• INSTRUCTION
Omit every picture and output the rest of the records exactly as they are.

• EXCERPTED DATA
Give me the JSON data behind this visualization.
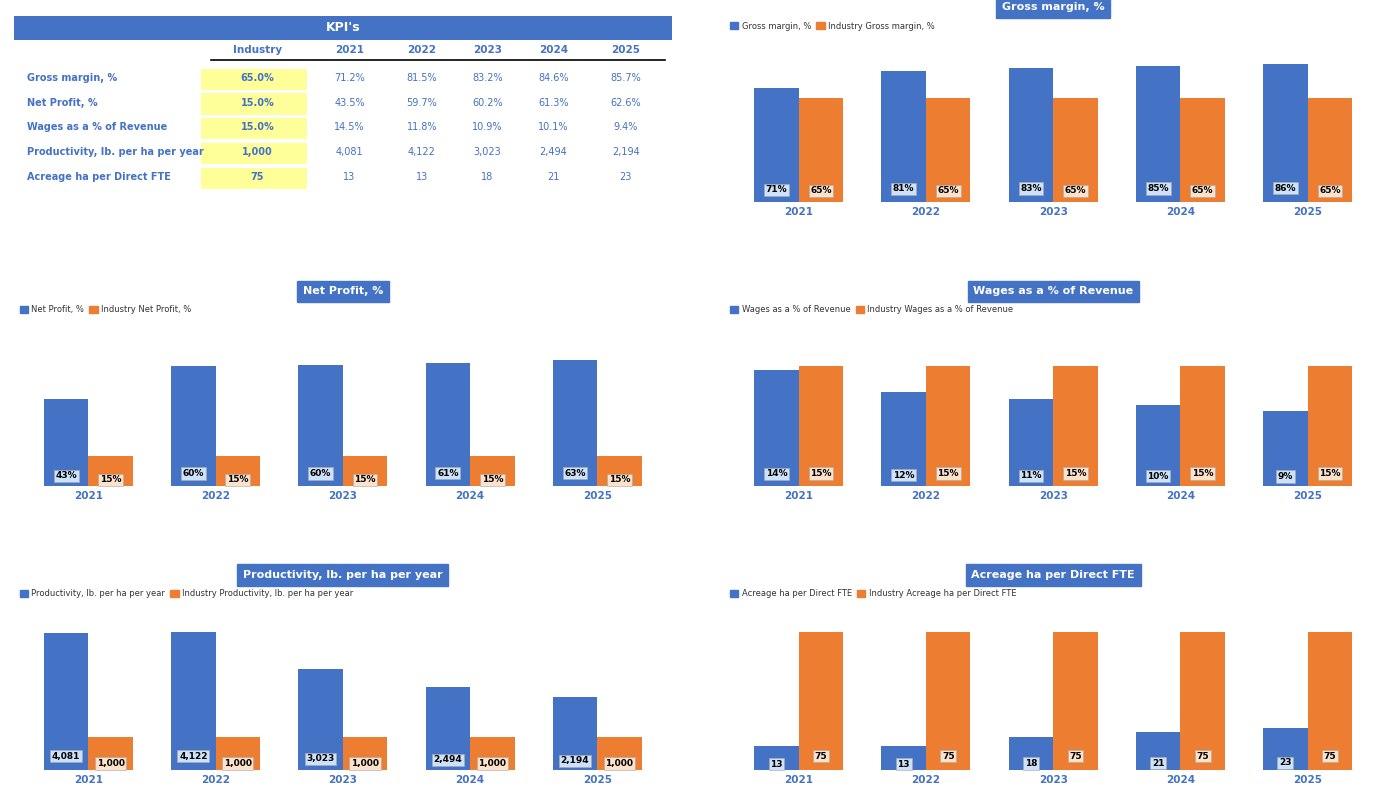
{
  "kpi_rows": [
    {
      "label": "Gross margin, %",
      "industry": "65.0%",
      "values": [
        "71.2%",
        "81.5%",
        "83.2%",
        "84.6%",
        "85.7%"
      ]
    },
    {
      "label": "Net Profit, %",
      "industry": "15.0%",
      "values": [
        "43.5%",
        "59.7%",
        "60.2%",
        "61.3%",
        "62.6%"
      ]
    },
    {
      "label": "Wages as a % of Revenue",
      "industry": "15.0%",
      "values": [
        "14.5%",
        "11.8%",
        "10.9%",
        "10.1%",
        "9.4%"
      ]
    },
    {
      "label": "Productivity, lb. per ha per year",
      "industry": "1,000",
      "values": [
        "4,081",
        "4,122",
        "3,023",
        "2,494",
        "2,194"
      ]
    },
    {
      "label": "Acreage ha per Direct FTE",
      "industry": "75",
      "values": [
        "13",
        "13",
        "18",
        "21",
        "23"
      ]
    }
  ],
  "years": [
    "2021",
    "2022",
    "2023",
    "2024",
    "2025"
  ],
  "blue_color": "#4472C4",
  "orange_color": "#ED7D31",
  "gross_margin": {
    "title": "Gross margin, %",
    "blue_label": "Gross margin, %",
    "orange_label": "Industry Gross margin, %",
    "blue_values": [
      71.2,
      81.5,
      83.2,
      84.6,
      85.7
    ],
    "orange_values": [
      65.0,
      65.0,
      65.0,
      65.0,
      65.0
    ],
    "blue_labels": [
      "71%",
      "81%",
      "83%",
      "85%",
      "86%"
    ],
    "orange_labels": [
      "65%",
      "65%",
      "65%",
      "65%",
      "65%"
    ],
    "ylim_factor": 1.35
  },
  "net_profit": {
    "title": "Net Profit, %",
    "blue_label": "Net Profit, %",
    "orange_label": "Industry Net Profit, %",
    "blue_values": [
      43.5,
      59.7,
      60.2,
      61.3,
      62.6
    ],
    "orange_values": [
      15.0,
      15.0,
      15.0,
      15.0,
      15.0
    ],
    "blue_labels": [
      "43%",
      "60%",
      "60%",
      "61%",
      "63%"
    ],
    "orange_labels": [
      "15%",
      "15%",
      "15%",
      "15%",
      "15%"
    ],
    "ylim_factor": 1.48
  },
  "wages": {
    "title": "Wages as a % of Revenue",
    "blue_label": "Wages as a % of Revenue",
    "orange_label": "Industry Wages as a % of Revenue",
    "blue_values": [
      14.5,
      11.8,
      10.9,
      10.1,
      9.4
    ],
    "orange_values": [
      15.0,
      15.0,
      15.0,
      15.0,
      15.0
    ],
    "blue_labels": [
      "14%",
      "12%",
      "11%",
      "10%",
      "9%"
    ],
    "orange_labels": [
      "15%",
      "15%",
      "15%",
      "15%",
      "15%"
    ],
    "ylim_factor": 1.55
  },
  "productivity": {
    "title": "Productivity, lb. per ha per year",
    "blue_label": "Productivity, lb. per ha per year",
    "orange_label": "Industry Productivity, lb. per ha per year",
    "blue_values": [
      4081,
      4122,
      3023,
      2494,
      2194
    ],
    "orange_values": [
      1000,
      1000,
      1000,
      1000,
      1000
    ],
    "blue_labels": [
      "4,081",
      "4,122",
      "3,023",
      "2,494",
      "2,194"
    ],
    "orange_labels": [
      "1,000",
      "1,000",
      "1,000",
      "1,000",
      "1,000"
    ],
    "ylim_factor": 1.35
  },
  "acreage": {
    "title": "Acreage ha per Direct FTE",
    "blue_label": "Acreage ha per Direct FTE",
    "orange_label": "Industry Acreage ha per Direct FTE",
    "blue_values": [
      13,
      13,
      18,
      21,
      23
    ],
    "orange_values": [
      75,
      75,
      75,
      75,
      75
    ],
    "blue_labels": [
      "13",
      "13",
      "18",
      "21",
      "23"
    ],
    "orange_labels": [
      "75",
      "75",
      "75",
      "75",
      "75"
    ],
    "ylim_factor": 1.35
  }
}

• RESULT
Give me the JSON data behind this visualization.
{
  "kpi_rows": [
    {
      "label": "Gross margin, %",
      "industry": "65.0%",
      "values": [
        "71.2%",
        "81.5%",
        "83.2%",
        "84.6%",
        "85.7%"
      ]
    },
    {
      "label": "Net Profit, %",
      "industry": "15.0%",
      "values": [
        "43.5%",
        "59.7%",
        "60.2%",
        "61.3%",
        "62.6%"
      ]
    },
    {
      "label": "Wages as a % of Revenue",
      "industry": "15.0%",
      "values": [
        "14.5%",
        "11.8%",
        "10.9%",
        "10.1%",
        "9.4%"
      ]
    },
    {
      "label": "Productivity, lb. per ha per year",
      "industry": "1,000",
      "values": [
        "4,081",
        "4,122",
        "3,023",
        "2,494",
        "2,194"
      ]
    },
    {
      "label": "Acreage ha per Direct FTE",
      "industry": "75",
      "values": [
        "13",
        "13",
        "18",
        "21",
        "23"
      ]
    }
  ],
  "years": [
    "2021",
    "2022",
    "2023",
    "2024",
    "2025"
  ],
  "blue_color": "#4472C4",
  "orange_color": "#ED7D31",
  "gross_margin": {
    "title": "Gross margin, %",
    "blue_label": "Gross margin, %",
    "orange_label": "Industry Gross margin, %",
    "blue_values": [
      71.2,
      81.5,
      83.2,
      84.6,
      85.7
    ],
    "orange_values": [
      65.0,
      65.0,
      65.0,
      65.0,
      65.0
    ],
    "blue_labels": [
      "71%",
      "81%",
      "83%",
      "85%",
      "86%"
    ],
    "orange_labels": [
      "65%",
      "65%",
      "65%",
      "65%",
      "65%"
    ],
    "ylim_factor": 1.35
  },
  "net_profit": {
    "title": "Net Profit, %",
    "blue_label": "Net Profit, %",
    "orange_label": "Industry Net Profit, %",
    "blue_values": [
      43.5,
      59.7,
      60.2,
      61.3,
      62.6
    ],
    "orange_values": [
      15.0,
      15.0,
      15.0,
      15.0,
      15.0
    ],
    "blue_labels": [
      "43%",
      "60%",
      "60%",
      "61%",
      "63%"
    ],
    "orange_labels": [
      "15%",
      "15%",
      "15%",
      "15%",
      "15%"
    ],
    "ylim_factor": 1.48
  },
  "wages": {
    "title": "Wages as a % of Revenue",
    "blue_label": "Wages as a % of Revenue",
    "orange_label": "Industry Wages as a % of Revenue",
    "blue_values": [
      14.5,
      11.8,
      10.9,
      10.1,
      9.4
    ],
    "orange_values": [
      15.0,
      15.0,
      15.0,
      15.0,
      15.0
    ],
    "blue_labels": [
      "14%",
      "12%",
      "11%",
      "10%",
      "9%"
    ],
    "orange_labels": [
      "15%",
      "15%",
      "15%",
      "15%",
      "15%"
    ],
    "ylim_factor": 1.55
  },
  "productivity": {
    "title": "Productivity, lb. per ha per year",
    "blue_label": "Productivity, lb. per ha per year",
    "orange_label": "Industry Productivity, lb. per ha per year",
    "blue_values": [
      4081,
      4122,
      3023,
      2494,
      2194
    ],
    "orange_values": [
      1000,
      1000,
      1000,
      1000,
      1000
    ],
    "blue_labels": [
      "4,081",
      "4,122",
      "3,023",
      "2,494",
      "2,194"
    ],
    "orange_labels": [
      "1,000",
      "1,000",
      "1,000",
      "1,000",
      "1,000"
    ],
    "ylim_factor": 1.35
  },
  "acreage": {
    "title": "Acreage ha per Direct FTE",
    "blue_label": "Acreage ha per Direct FTE",
    "orange_label": "Industry Acreage ha per Direct FTE",
    "blue_values": [
      13,
      13,
      18,
      21,
      23
    ],
    "orange_values": [
      75,
      75,
      75,
      75,
      75
    ],
    "blue_labels": [
      "13",
      "13",
      "18",
      "21",
      "23"
    ],
    "orange_labels": [
      "75",
      "75",
      "75",
      "75",
      "75"
    ],
    "ylim_factor": 1.35
  }
}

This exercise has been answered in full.